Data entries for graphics
════

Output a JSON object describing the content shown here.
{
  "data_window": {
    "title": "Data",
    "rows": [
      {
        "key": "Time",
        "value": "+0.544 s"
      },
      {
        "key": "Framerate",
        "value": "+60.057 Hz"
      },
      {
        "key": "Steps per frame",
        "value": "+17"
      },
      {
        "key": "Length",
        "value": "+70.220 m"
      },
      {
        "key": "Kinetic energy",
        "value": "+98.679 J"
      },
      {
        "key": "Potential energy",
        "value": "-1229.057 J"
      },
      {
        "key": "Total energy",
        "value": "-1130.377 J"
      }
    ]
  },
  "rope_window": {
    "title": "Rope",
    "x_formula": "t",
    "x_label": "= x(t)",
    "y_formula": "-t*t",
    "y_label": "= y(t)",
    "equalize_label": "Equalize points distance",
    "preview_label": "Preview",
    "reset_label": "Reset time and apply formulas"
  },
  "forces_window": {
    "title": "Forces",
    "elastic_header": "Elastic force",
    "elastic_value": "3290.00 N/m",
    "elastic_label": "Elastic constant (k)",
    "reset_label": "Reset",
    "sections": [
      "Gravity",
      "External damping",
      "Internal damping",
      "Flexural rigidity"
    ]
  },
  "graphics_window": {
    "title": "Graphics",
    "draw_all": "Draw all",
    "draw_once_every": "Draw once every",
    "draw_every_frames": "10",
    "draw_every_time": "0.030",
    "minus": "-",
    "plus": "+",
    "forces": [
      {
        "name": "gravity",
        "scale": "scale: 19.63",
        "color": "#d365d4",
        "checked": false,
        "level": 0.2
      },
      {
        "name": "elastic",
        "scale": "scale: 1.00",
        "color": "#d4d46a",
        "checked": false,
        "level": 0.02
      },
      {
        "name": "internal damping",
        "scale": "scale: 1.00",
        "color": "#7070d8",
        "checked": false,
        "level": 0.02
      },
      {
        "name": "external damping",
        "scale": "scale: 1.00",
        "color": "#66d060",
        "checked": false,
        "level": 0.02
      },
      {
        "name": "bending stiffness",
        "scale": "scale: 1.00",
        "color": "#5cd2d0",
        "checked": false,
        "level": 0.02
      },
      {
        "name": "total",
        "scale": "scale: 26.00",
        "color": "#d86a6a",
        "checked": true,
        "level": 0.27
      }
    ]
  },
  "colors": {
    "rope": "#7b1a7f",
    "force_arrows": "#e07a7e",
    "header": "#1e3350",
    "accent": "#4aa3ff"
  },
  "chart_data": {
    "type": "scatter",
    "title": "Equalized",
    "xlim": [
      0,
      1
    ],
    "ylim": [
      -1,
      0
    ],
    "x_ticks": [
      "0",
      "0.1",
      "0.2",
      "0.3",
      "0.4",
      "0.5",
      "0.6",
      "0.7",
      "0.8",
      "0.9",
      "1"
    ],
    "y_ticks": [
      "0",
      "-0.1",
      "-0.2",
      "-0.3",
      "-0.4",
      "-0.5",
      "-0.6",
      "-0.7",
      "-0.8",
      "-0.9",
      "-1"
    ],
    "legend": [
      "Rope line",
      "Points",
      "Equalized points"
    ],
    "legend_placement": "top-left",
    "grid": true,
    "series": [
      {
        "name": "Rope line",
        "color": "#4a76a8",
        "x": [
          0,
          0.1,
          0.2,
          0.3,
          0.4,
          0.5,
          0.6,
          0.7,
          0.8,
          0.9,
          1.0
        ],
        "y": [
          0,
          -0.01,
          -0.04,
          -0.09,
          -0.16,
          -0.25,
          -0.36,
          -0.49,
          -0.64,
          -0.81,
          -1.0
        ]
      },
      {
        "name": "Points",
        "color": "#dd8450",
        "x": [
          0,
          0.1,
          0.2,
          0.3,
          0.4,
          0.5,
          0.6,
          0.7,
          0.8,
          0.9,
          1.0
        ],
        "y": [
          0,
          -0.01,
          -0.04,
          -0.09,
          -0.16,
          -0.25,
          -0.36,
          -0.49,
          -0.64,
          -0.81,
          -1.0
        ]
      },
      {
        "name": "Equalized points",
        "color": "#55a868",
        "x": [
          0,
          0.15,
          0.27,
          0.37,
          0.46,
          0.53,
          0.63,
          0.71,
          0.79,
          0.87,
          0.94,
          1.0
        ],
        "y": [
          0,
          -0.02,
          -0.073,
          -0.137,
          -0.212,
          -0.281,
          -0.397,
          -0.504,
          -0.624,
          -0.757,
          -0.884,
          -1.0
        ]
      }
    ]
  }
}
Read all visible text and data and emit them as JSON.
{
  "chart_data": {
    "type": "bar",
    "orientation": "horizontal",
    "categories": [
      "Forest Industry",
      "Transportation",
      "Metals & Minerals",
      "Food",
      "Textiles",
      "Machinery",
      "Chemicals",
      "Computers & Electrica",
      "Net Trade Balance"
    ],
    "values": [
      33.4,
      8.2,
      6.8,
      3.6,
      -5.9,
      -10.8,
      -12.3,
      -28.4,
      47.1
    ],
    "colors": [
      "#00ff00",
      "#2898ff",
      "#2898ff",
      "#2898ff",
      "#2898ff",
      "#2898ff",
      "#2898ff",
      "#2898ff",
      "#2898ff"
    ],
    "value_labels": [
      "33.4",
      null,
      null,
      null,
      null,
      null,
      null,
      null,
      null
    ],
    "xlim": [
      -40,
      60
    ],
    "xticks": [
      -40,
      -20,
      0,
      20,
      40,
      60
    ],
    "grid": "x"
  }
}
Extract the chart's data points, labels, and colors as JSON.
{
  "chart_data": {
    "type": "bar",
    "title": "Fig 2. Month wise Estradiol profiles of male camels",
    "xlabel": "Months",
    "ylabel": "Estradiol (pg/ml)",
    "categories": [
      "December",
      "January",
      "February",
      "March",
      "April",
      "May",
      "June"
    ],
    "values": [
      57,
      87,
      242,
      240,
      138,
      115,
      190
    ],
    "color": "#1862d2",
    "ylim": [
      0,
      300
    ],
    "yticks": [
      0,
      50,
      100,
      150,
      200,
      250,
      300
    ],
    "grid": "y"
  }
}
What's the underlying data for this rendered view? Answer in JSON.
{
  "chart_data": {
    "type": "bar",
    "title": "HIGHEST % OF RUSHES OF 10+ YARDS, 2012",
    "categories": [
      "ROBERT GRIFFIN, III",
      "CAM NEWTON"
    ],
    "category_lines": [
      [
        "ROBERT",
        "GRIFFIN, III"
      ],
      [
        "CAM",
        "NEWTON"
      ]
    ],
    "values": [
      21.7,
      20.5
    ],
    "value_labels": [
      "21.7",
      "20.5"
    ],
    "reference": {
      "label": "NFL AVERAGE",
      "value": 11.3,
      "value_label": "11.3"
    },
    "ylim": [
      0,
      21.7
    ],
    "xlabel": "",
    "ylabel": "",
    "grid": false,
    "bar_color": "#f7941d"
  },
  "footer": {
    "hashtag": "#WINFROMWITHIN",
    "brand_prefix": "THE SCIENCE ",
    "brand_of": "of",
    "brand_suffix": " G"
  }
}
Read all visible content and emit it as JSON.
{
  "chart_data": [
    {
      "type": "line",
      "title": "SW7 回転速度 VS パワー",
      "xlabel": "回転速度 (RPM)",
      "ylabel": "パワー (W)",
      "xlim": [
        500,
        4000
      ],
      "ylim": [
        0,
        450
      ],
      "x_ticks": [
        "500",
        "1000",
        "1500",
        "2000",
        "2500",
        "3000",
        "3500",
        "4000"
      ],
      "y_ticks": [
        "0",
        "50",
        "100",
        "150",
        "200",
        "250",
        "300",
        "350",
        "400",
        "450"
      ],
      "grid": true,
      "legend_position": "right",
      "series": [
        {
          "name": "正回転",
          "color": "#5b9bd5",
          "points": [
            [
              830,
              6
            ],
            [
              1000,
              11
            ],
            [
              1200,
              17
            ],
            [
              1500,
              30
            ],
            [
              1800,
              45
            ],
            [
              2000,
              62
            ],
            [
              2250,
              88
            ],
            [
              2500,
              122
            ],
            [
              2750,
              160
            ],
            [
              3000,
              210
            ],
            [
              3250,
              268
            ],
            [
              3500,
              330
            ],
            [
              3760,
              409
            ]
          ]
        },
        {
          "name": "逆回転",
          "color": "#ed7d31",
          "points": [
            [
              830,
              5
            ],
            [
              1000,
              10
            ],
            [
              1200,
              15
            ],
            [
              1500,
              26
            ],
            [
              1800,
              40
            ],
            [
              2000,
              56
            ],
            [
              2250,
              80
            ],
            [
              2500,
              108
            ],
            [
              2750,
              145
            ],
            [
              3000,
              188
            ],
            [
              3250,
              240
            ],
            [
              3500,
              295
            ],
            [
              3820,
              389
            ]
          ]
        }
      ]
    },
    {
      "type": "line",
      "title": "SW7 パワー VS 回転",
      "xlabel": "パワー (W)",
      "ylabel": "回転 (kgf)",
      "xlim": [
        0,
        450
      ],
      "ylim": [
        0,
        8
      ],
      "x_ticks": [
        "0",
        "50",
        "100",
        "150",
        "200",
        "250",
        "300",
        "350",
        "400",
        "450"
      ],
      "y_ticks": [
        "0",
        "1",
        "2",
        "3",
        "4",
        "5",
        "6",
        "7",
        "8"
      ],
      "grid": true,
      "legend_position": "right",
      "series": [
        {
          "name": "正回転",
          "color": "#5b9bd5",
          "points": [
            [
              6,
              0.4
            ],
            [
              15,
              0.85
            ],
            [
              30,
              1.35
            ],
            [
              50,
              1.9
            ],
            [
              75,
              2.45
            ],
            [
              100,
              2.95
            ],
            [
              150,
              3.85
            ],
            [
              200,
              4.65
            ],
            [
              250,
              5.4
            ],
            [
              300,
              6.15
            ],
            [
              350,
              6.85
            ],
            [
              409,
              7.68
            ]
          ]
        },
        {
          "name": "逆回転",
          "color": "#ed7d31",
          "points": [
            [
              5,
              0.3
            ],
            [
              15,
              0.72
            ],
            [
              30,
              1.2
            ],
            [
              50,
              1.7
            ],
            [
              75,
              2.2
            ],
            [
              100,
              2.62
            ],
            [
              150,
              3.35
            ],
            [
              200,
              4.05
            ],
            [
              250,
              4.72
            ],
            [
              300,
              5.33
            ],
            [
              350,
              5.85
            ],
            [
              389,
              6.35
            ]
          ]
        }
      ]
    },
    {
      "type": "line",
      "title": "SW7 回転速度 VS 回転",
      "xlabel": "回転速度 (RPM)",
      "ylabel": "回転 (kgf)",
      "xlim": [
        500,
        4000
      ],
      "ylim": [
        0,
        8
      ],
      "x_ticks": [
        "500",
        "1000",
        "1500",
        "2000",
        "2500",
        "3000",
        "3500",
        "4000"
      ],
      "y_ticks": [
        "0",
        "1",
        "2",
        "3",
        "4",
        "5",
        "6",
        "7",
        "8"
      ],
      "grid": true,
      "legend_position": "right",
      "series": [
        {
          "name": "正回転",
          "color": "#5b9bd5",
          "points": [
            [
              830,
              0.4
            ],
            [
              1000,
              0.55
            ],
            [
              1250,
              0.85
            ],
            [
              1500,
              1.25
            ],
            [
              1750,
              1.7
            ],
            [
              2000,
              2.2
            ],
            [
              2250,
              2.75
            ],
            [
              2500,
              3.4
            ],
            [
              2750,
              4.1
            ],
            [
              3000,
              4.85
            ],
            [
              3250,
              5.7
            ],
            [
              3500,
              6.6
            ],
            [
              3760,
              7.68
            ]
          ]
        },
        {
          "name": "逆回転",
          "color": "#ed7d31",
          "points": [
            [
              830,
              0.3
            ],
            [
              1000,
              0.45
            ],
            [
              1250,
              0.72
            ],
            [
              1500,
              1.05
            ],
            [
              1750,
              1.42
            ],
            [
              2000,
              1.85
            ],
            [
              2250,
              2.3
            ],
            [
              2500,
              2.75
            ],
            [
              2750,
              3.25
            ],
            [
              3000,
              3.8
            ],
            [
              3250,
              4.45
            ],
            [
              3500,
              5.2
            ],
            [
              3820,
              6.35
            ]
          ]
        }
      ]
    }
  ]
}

════

▶ [TASK TO CARRY OUT]:
What is the number of lines holding the word "JSON"? State it alone.

▶ [THE ANSWER]:
5